(Stored dataset items)
☆ ☆ ☆ ☆ ☆

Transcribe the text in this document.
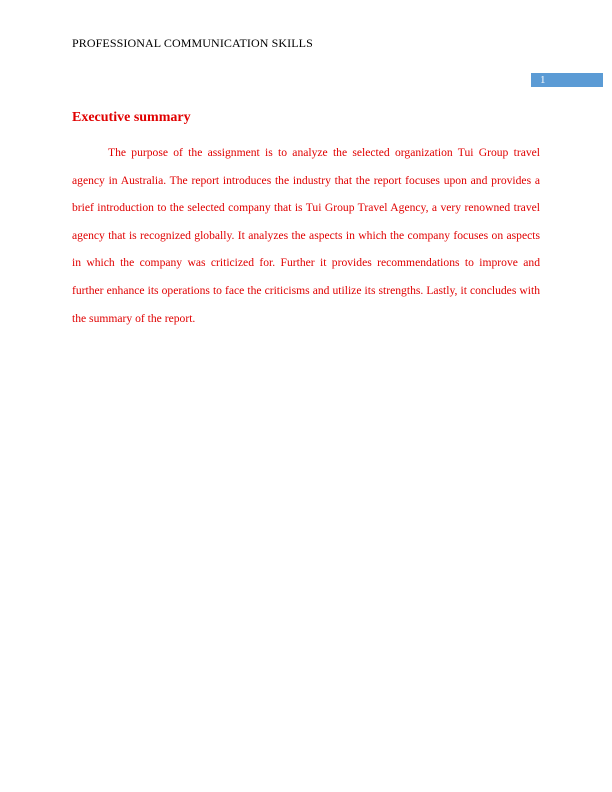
PROFESSIONAL COMMUNICATION SKILLS
1
Executive summary

The purpose of the assignment is to analyze the selected organization Tui Group travel agency in Australia. The report introduces the industry that the report focuses upon and provides a brief introduction to the selected company that is Tui Group Travel Agency, a very renowned travel agency that is recognized globally. It analyzes the aspects in which the company focuses on aspects in which the company was criticized for. Further it provides recommendations to improve and further enhance its operations to face the criticisms and utilize its strengths. Lastly, it concludes with the summary of the report.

☆ ☆ ☆ ☆ ☆

PROBLEM REQUIREMENTS →
Each record must be quoted in full and exactly. Do not include the pictures.

OUTPUT OF THE EXERCISE →
Transcribe the text in this document.
PROFESSIONAL COMMUNICATION SKILLS
1
Executive summary

The purpose of the assignment is to analyze the selected organization Tui Group travel agency in Australia. The report introduces the industry that the report focuses upon and provides a brief introduction to the selected company that is Tui Group Travel Agency, a very renowned travel agency that is recognized globally. It analyzes the aspects in which the company focuses on aspects in which the company was criticized for. Further it provides recommendations to improve and further enhance its operations to face the criticisms and utilize its strengths. Lastly, it concludes with the summary of the report.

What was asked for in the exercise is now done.